### INPUT DATA ###

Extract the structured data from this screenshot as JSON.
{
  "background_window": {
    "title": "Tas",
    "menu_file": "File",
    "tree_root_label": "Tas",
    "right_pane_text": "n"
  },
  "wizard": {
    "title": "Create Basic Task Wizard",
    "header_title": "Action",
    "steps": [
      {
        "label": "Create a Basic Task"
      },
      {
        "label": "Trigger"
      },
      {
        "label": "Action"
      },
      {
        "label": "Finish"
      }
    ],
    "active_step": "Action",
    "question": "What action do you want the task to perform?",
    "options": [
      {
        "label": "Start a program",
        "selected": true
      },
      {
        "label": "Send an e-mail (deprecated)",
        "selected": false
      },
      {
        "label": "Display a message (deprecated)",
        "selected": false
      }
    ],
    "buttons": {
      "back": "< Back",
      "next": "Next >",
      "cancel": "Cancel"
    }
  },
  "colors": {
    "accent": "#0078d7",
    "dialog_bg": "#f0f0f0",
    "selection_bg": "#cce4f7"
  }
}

###

Make an exact copy of the records.

Extract the structured data from this screenshot as JSON.
{
  "background_window": {
    "title": "Tas",
    "menu_file": "File",
    "tree_root_label": "Tas",
    "right_pane_text": "n"
  },
  "wizard": {
    "title": "Create Basic Task Wizard",
    "header_title": "Action",
    "steps": [
      {
        "label": "Create a Basic Task"
      },
      {
        "label": "Trigger"
      },
      {
        "label": "Action"
      },
      {
        "label": "Finish"
      }
    ],
    "active_step": "Action",
    "question": "What action do you want the task to perform?",
    "options": [
      {
        "label": "Start a program",
        "selected": true
      },
      {
        "label": "Send an e-mail (deprecated)",
        "selected": false
      },
      {
        "label": "Display a message (deprecated)",
        "selected": false
      }
    ],
    "buttons": {
      "back": "< Back",
      "next": "Next >",
      "cancel": "Cancel"
    }
  },
  "colors": {
    "accent": "#0078d7",
    "dialog_bg": "#f0f0f0",
    "selection_bg": "#cce4f7"
  }
}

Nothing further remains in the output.